Saved entries:
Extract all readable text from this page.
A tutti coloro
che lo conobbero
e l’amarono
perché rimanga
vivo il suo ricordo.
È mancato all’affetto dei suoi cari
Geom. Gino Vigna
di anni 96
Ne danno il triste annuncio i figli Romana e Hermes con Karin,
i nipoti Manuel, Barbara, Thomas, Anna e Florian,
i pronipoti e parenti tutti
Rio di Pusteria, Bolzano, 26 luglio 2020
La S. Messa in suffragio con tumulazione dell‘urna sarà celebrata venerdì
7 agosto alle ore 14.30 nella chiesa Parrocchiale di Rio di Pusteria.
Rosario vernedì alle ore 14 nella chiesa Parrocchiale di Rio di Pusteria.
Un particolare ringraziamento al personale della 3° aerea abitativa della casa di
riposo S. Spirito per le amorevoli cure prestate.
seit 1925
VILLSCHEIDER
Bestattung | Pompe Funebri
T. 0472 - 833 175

■ Task requirements
Repeat the data precisely, line by line.

■ Written response
Extract all readable text from this page.
A tutti coloro
che lo conobbero
e l’amarono
perché rimanga
vivo il suo ricordo.
È mancato all’affetto dei suoi cari
Geom. Gino Vigna
di anni 96
Ne danno il triste annuncio i figli Romana e Hermes con Karin,
i nipoti Manuel, Barbara, Thomas, Anna e Florian,
i pronipoti e parenti tutti
Rio di Pusteria, Bolzano, 26 luglio 2020
La S. Messa in suffragio con tumulazione dell‘urna sarà celebrata venerdì
7 agosto alle ore 14.30 nella chiesa Parrocchiale di Rio di Pusteria.
Rosario vernedì alle ore 14 nella chiesa Parrocchiale di Rio di Pusteria.
Un particolare ringraziamento al personale della 3° aerea abitativa della casa di
riposo S. Spirito per le amorevoli cure prestate.
seit 1925
VILLSCHEIDER
Bestattung | Pompe Funebri
T. 0472 - 833 175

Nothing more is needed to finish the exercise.